§ TASK BRIEF: Copy out, from the entries below, each line holding the string "data".
◆ ◆ ◆ ◆
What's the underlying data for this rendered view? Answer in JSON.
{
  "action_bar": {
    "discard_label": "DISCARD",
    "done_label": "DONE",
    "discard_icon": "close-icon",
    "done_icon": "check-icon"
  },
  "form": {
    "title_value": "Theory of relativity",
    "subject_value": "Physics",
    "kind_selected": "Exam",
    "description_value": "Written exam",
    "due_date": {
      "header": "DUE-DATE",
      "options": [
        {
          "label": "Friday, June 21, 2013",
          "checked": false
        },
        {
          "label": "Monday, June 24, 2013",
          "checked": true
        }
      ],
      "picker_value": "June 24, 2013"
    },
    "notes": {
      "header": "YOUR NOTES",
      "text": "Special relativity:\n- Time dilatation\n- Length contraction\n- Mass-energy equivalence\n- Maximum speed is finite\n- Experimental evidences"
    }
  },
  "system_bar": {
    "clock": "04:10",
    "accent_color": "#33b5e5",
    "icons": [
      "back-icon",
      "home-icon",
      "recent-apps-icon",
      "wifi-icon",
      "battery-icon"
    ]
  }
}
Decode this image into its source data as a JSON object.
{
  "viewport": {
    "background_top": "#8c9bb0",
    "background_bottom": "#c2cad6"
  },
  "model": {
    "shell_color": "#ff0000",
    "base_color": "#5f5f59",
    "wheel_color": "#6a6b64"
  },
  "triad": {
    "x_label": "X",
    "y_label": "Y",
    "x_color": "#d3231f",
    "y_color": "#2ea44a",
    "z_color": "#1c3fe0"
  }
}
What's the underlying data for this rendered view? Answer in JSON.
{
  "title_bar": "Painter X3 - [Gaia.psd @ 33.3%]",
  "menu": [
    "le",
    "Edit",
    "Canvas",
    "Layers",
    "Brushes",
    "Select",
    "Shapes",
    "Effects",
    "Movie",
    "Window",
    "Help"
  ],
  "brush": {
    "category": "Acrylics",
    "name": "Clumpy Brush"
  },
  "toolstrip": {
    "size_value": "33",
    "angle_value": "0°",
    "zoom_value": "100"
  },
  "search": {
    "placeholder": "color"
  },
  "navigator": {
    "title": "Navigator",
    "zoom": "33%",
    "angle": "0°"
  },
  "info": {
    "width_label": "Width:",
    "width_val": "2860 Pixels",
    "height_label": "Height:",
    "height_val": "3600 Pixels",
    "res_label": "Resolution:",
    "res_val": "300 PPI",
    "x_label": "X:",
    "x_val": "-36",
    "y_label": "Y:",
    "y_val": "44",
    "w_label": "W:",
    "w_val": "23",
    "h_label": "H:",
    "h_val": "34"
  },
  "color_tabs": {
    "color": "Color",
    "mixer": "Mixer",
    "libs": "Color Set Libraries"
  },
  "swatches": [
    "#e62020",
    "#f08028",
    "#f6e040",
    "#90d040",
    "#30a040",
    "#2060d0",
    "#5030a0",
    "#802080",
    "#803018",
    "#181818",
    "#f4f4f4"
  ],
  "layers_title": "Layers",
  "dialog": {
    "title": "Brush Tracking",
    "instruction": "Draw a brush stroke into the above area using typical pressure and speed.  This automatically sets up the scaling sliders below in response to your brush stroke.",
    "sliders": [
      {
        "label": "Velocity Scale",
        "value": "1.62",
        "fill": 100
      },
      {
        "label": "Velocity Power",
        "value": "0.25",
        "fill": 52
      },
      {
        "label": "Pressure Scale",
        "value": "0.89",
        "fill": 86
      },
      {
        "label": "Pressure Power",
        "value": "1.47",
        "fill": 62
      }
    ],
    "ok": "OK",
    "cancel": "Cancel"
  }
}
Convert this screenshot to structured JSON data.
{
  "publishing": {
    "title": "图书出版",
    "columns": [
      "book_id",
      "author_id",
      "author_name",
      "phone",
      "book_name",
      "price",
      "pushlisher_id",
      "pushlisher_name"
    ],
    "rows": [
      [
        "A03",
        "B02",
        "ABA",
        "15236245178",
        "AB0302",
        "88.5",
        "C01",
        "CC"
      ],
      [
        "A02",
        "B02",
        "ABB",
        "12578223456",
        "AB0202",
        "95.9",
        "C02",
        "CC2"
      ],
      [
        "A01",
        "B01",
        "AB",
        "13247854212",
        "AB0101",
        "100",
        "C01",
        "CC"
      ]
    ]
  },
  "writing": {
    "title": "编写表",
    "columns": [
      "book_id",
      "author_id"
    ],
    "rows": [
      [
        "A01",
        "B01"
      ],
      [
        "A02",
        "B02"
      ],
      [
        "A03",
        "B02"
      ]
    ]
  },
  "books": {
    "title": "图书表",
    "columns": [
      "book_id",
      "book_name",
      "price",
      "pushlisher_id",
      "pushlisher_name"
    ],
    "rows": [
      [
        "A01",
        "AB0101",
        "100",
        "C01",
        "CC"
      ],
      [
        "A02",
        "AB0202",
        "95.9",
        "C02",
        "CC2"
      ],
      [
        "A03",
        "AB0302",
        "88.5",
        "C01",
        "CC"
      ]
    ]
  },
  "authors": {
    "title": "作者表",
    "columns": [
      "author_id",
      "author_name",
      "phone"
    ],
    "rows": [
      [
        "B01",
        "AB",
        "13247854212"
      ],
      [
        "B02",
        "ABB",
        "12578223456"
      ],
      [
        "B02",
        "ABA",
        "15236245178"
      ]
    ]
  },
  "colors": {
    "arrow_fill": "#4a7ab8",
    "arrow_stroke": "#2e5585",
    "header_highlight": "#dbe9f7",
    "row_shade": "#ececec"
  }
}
◆ ◆ ◆ ◆
§ TASK RESPONSE:
What's the underlying data for this rendered view? Answer in JSON.
Decode this image into its source data as a JSON object.
What's the underlying data for this rendered view? Answer in JSON.
Convert this screenshot to structured JSON data.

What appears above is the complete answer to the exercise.